** What you need to do **
Your task is to print all of the material verbatim.

━━━━━━━━━━━━━━━━

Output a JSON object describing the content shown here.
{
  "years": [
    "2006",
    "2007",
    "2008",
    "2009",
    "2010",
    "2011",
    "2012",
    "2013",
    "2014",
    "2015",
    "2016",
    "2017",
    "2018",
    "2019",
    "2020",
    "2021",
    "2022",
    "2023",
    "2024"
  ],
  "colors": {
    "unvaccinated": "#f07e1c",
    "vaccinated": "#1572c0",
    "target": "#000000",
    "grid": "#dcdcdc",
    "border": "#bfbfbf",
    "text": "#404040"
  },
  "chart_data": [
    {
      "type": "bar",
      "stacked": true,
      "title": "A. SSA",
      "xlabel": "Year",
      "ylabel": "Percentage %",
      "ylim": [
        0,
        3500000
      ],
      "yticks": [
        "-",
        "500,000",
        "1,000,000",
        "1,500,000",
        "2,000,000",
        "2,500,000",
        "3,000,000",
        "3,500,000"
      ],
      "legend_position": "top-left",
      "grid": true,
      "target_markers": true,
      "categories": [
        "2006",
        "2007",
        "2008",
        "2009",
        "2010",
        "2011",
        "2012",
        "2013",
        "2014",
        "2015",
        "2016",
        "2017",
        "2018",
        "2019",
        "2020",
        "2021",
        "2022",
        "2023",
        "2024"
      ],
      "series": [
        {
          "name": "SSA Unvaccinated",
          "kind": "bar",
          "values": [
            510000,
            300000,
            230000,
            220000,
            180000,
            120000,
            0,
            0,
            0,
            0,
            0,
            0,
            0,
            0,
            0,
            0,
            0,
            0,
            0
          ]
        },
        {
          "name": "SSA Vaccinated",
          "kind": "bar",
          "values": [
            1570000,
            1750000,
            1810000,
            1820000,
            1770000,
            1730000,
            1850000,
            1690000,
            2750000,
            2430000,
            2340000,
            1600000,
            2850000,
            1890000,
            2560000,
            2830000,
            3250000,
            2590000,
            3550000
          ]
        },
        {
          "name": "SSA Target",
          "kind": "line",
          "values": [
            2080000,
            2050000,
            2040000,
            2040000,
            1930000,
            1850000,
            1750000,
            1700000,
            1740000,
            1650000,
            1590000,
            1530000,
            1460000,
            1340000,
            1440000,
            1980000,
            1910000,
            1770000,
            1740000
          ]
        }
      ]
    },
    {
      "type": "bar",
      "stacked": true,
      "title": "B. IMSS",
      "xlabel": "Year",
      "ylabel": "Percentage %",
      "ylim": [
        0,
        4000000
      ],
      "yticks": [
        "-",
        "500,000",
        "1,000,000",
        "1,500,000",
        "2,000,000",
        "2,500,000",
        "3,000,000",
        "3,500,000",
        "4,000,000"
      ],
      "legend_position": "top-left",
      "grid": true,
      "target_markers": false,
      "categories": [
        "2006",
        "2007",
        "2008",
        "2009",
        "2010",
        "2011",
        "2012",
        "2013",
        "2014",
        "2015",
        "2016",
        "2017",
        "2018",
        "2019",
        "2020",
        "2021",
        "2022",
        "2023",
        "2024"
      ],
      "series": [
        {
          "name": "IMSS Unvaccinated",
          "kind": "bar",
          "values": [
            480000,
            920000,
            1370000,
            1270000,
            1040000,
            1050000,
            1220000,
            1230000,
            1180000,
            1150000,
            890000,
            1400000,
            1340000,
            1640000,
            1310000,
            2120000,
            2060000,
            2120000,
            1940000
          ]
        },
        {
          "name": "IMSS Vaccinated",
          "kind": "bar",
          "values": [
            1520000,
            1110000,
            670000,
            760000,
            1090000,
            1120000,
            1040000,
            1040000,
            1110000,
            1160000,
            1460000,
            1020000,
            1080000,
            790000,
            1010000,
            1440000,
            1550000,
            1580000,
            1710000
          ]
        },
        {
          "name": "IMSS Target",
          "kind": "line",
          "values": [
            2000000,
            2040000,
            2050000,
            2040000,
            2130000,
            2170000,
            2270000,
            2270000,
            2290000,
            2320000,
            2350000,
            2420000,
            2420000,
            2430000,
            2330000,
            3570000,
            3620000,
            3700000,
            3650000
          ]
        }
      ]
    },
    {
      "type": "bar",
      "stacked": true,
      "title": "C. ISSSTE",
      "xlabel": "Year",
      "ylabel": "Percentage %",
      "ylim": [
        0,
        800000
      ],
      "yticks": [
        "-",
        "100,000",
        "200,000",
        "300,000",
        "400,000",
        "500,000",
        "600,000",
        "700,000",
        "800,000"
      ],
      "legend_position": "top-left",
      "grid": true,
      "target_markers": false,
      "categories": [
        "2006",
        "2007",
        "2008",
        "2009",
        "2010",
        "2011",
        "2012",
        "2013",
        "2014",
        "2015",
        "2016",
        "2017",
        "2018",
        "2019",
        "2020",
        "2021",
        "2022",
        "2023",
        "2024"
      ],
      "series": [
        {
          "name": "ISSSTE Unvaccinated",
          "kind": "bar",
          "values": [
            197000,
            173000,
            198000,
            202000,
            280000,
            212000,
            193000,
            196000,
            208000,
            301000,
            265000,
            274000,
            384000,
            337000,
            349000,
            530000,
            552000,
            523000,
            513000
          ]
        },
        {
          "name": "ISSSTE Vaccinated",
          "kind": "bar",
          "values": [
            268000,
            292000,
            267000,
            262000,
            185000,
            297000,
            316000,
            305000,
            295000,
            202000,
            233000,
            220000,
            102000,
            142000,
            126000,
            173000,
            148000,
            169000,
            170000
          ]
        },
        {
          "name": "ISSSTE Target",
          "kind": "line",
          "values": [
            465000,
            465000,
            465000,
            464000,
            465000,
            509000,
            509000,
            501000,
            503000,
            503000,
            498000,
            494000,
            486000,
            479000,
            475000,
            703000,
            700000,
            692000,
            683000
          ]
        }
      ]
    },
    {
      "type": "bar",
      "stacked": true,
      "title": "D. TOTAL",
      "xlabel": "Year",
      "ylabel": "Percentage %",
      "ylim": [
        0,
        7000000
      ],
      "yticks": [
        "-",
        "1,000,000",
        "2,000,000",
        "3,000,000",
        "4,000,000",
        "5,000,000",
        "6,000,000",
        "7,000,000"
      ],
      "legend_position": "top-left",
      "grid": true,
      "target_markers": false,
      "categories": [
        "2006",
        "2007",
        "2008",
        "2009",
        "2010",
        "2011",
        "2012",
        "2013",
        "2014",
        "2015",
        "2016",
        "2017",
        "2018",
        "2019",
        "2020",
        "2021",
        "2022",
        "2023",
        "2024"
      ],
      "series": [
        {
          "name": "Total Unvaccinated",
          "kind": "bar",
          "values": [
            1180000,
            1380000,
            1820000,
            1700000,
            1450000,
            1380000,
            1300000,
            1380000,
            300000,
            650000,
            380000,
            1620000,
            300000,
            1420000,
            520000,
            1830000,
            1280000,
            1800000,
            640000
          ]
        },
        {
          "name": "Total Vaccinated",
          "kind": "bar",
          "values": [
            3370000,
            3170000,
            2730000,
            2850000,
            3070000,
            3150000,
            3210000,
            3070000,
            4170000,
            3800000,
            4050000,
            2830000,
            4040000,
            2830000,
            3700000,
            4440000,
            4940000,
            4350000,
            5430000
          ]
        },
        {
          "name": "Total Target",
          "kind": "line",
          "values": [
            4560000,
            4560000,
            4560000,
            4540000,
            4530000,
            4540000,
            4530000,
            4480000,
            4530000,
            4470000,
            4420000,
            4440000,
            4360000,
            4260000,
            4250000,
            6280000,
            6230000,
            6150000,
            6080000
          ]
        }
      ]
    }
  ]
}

━━━━━━━━━━━━━━━━

** Exercise response **
Output a JSON object describing the content shown here.
{
  "years": [
    "2006",
    "2007",
    "2008",
    "2009",
    "2010",
    "2011",
    "2012",
    "2013",
    "2014",
    "2015",
    "2016",
    "2017",
    "2018",
    "2019",
    "2020",
    "2021",
    "2022",
    "2023",
    "2024"
  ],
  "colors": {
    "unvaccinated": "#f07e1c",
    "vaccinated": "#1572c0",
    "target": "#000000",
    "grid": "#dcdcdc",
    "border": "#bfbfbf",
    "text": "#404040"
  },
  "chart_data": [
    {
      "type": "bar",
      "stacked": true,
      "title": "A. SSA",
      "xlabel": "Year",
      "ylabel": "Percentage %",
      "ylim": [
        0,
        3500000
      ],
      "yticks": [
        "-",
        "500,000",
        "1,000,000",
        "1,500,000",
        "2,000,000",
        "2,500,000",
        "3,000,000",
        "3,500,000"
      ],
      "legend_position": "top-left",
      "grid": true,
      "target_markers": true,
      "categories": [
        "2006",
        "2007",
        "2008",
        "2009",
        "2010",
        "2011",
        "2012",
        "2013",
        "2014",
        "2015",
        "2016",
        "2017",
        "2018",
        "2019",
        "2020",
        "2021",
        "2022",
        "2023",
        "2024"
      ],
      "series": [
        {
          "name": "SSA Unvaccinated",
          "kind": "bar",
          "values": [
            510000,
            300000,
            230000,
            220000,
            180000,
            120000,
            0,
            0,
            0,
            0,
            0,
            0,
            0,
            0,
            0,
            0,
            0,
            0,
            0
          ]
        },
        {
          "name": "SSA Vaccinated",
          "kind": "bar",
          "values": [
            1570000,
            1750000,
            1810000,
            1820000,
            1770000,
            1730000,
            1850000,
            1690000,
            2750000,
            2430000,
            2340000,
            1600000,
            2850000,
            1890000,
            2560000,
            2830000,
            3250000,
            2590000,
            3550000
          ]
        },
        {
          "name": "SSA Target",
          "kind": "line",
          "values": [
            2080000,
            2050000,
            2040000,
            2040000,
            1930000,
            1850000,
            1750000,
            1700000,
            1740000,
            1650000,
            1590000,
            1530000,
            1460000,
            1340000,
            1440000,
            1980000,
            1910000,
            1770000,
            1740000
          ]
        }
      ]
    },
    {
      "type": "bar",
      "stacked": true,
      "title": "B. IMSS",
      "xlabel": "Year",
      "ylabel": "Percentage %",
      "ylim": [
        0,
        4000000
      ],
      "yticks": [
        "-",
        "500,000",
        "1,000,000",
        "1,500,000",
        "2,000,000",
        "2,500,000",
        "3,000,000",
        "3,500,000",
        "4,000,000"
      ],
      "legend_position": "top-left",
      "grid": true,
      "target_markers": false,
      "categories": [
        "2006",
        "2007",
        "2008",
        "2009",
        "2010",
        "2011",
        "2012",
        "2013",
        "2014",
        "2015",
        "2016",
        "2017",
        "2018",
        "2019",
        "2020",
        "2021",
        "2022",
        "2023",
        "2024"
      ],
      "series": [
        {
          "name": "IMSS Unvaccinated",
          "kind": "bar",
          "values": [
            480000,
            920000,
            1370000,
            1270000,
            1040000,
            1050000,
            1220000,
            1230000,
            1180000,
            1150000,
            890000,
            1400000,
            1340000,
            1640000,
            1310000,
            2120000,
            2060000,
            2120000,
            1940000
          ]
        },
        {
          "name": "IMSS Vaccinated",
          "kind": "bar",
          "values": [
            1520000,
            1110000,
            670000,
            760000,
            1090000,
            1120000,
            1040000,
            1040000,
            1110000,
            1160000,
            1460000,
            1020000,
            1080000,
            790000,
            1010000,
            1440000,
            1550000,
            1580000,
            1710000
          ]
        },
        {
          "name": "IMSS Target",
          "kind": "line",
          "values": [
            2000000,
            2040000,
            2050000,
            2040000,
            2130000,
            2170000,
            2270000,
            2270000,
            2290000,
            2320000,
            2350000,
            2420000,
            2420000,
            2430000,
            2330000,
            3570000,
            3620000,
            3700000,
            3650000
          ]
        }
      ]
    },
    {
      "type": "bar",
      "stacked": true,
      "title": "C. ISSSTE",
      "xlabel": "Year",
      "ylabel": "Percentage %",
      "ylim": [
        0,
        800000
      ],
      "yticks": [
        "-",
        "100,000",
        "200,000",
        "300,000",
        "400,000",
        "500,000",
        "600,000",
        "700,000",
        "800,000"
      ],
      "legend_position": "top-left",
      "grid": true,
      "target_markers": false,
      "categories": [
        "2006",
        "2007",
        "2008",
        "2009",
        "2010",
        "2011",
        "2012",
        "2013",
        "2014",
        "2015",
        "2016",
        "2017",
        "2018",
        "2019",
        "2020",
        "2021",
        "2022",
        "2023",
        "2024"
      ],
      "series": [
        {
          "name": "ISSSTE Unvaccinated",
          "kind": "bar",
          "values": [
            197000,
            173000,
            198000,
            202000,
            280000,
            212000,
            193000,
            196000,
            208000,
            301000,
            265000,
            274000,
            384000,
            337000,
            349000,
            530000,
            552000,
            523000,
            513000
          ]
        },
        {
          "name": "ISSSTE Vaccinated",
          "kind": "bar",
          "values": [
            268000,
            292000,
            267000,
            262000,
            185000,
            297000,
            316000,
            305000,
            295000,
            202000,
            233000,
            220000,
            102000,
            142000,
            126000,
            173000,
            148000,
            169000,
            170000
          ]
        },
        {
          "name": "ISSSTE Target",
          "kind": "line",
          "values": [
            465000,
            465000,
            465000,
            464000,
            465000,
            509000,
            509000,
            501000,
            503000,
            503000,
            498000,
            494000,
            486000,
            479000,
            475000,
            703000,
            700000,
            692000,
            683000
          ]
        }
      ]
    },
    {
      "type": "bar",
      "stacked": true,
      "title": "D. TOTAL",
      "xlabel": "Year",
      "ylabel": "Percentage %",
      "ylim": [
        0,
        7000000
      ],
      "yticks": [
        "-",
        "1,000,000",
        "2,000,000",
        "3,000,000",
        "4,000,000",
        "5,000,000",
        "6,000,000",
        "7,000,000"
      ],
      "legend_position": "top-left",
      "grid": true,
      "target_markers": false,
      "categories": [
        "2006",
        "2007",
        "2008",
        "2009",
        "2010",
        "2011",
        "2012",
        "2013",
        "2014",
        "2015",
        "2016",
        "2017",
        "2018",
        "2019",
        "2020",
        "2021",
        "2022",
        "2023",
        "2024"
      ],
      "series": [
        {
          "name": "Total Unvaccinated",
          "kind": "bar",
          "values": [
            1180000,
            1380000,
            1820000,
            1700000,
            1450000,
            1380000,
            1300000,
            1380000,
            300000,
            650000,
            380000,
            1620000,
            300000,
            1420000,
            520000,
            1830000,
            1280000,
            1800000,
            640000
          ]
        },
        {
          "name": "Total Vaccinated",
          "kind": "bar",
          "values": [
            3370000,
            3170000,
            2730000,
            2850000,
            3070000,
            3150000,
            3210000,
            3070000,
            4170000,
            3800000,
            4050000,
            2830000,
            4040000,
            2830000,
            3700000,
            4440000,
            4940000,
            4350000,
            5430000
          ]
        },
        {
          "name": "Total Target",
          "kind": "line",
          "values": [
            4560000,
            4560000,
            4560000,
            4540000,
            4530000,
            4540000,
            4530000,
            4480000,
            4530000,
            4470000,
            4420000,
            4440000,
            4360000,
            4260000,
            4250000,
            6280000,
            6230000,
            6150000,
            6080000
          ]
        }
      ]
    }
  ]
}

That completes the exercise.